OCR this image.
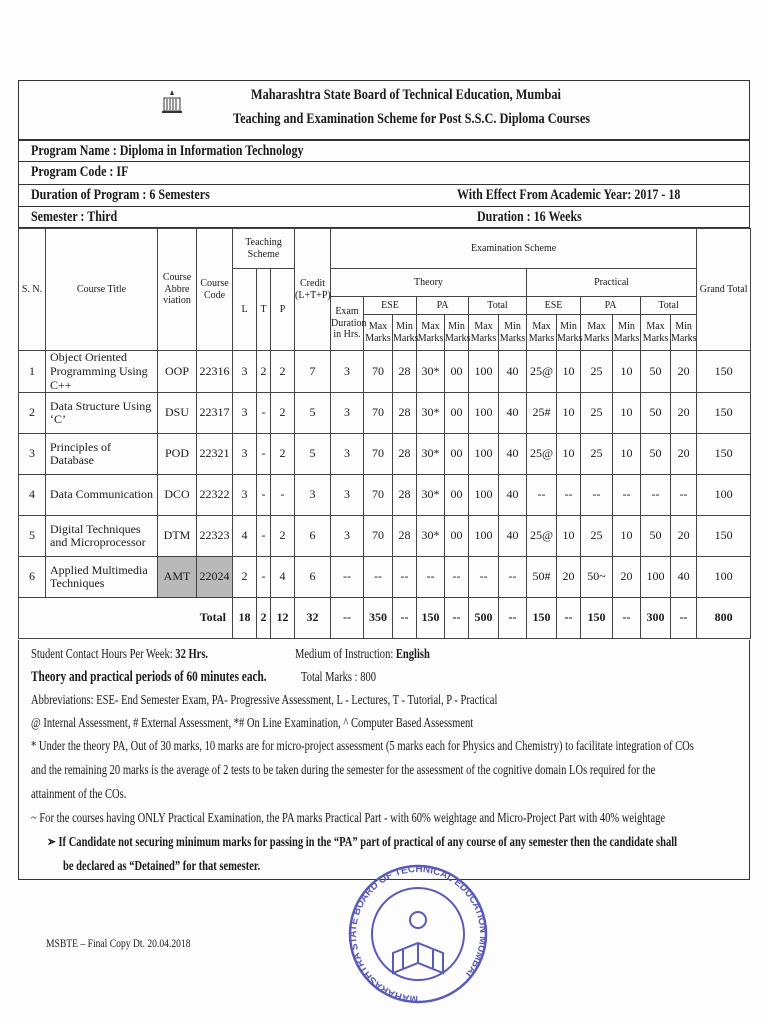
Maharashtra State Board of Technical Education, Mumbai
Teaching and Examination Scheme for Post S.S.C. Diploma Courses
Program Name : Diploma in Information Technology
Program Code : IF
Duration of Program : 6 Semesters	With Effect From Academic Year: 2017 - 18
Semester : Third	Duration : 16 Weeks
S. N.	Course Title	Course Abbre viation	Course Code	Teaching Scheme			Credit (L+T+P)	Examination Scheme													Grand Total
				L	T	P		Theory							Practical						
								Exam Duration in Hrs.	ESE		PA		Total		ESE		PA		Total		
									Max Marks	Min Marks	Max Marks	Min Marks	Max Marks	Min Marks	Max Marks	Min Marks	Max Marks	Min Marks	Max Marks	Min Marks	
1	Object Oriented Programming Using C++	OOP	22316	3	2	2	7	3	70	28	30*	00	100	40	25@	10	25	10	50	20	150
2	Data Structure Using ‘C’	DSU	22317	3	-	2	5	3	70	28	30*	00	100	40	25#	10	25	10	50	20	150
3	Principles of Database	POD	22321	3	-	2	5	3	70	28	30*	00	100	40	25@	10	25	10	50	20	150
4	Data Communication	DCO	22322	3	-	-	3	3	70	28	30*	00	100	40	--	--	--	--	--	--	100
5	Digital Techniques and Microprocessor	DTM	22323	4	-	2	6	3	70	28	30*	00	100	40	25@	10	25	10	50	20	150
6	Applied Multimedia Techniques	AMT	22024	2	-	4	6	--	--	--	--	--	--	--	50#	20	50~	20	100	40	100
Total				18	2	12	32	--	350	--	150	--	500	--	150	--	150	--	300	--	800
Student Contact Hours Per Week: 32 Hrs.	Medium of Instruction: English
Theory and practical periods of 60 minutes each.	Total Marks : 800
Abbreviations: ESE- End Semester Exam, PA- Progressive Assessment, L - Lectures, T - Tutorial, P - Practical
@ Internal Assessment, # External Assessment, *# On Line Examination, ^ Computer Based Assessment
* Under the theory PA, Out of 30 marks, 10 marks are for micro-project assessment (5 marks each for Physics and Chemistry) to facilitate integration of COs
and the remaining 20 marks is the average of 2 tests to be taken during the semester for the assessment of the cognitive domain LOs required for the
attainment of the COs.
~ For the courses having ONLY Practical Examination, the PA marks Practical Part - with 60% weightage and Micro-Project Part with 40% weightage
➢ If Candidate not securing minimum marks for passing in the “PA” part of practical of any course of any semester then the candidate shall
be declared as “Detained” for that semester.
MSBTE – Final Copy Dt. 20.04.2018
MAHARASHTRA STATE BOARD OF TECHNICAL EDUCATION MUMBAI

----

STATED TASK:
Write out every line from the entries where "Techniques" appears.

EXPECTED ANSWER:
5	Digital Techniques and Microprocessor	DTM	22323	4	-	2	6	3	70	28	30*	00	100	40	25@	10	25	10	50	20	150
6	Applied Multimedia Techniques	AMT	22024	2	-	4	6	--	--	--	--	--	--	--	50#	20	50~	20	100	40	100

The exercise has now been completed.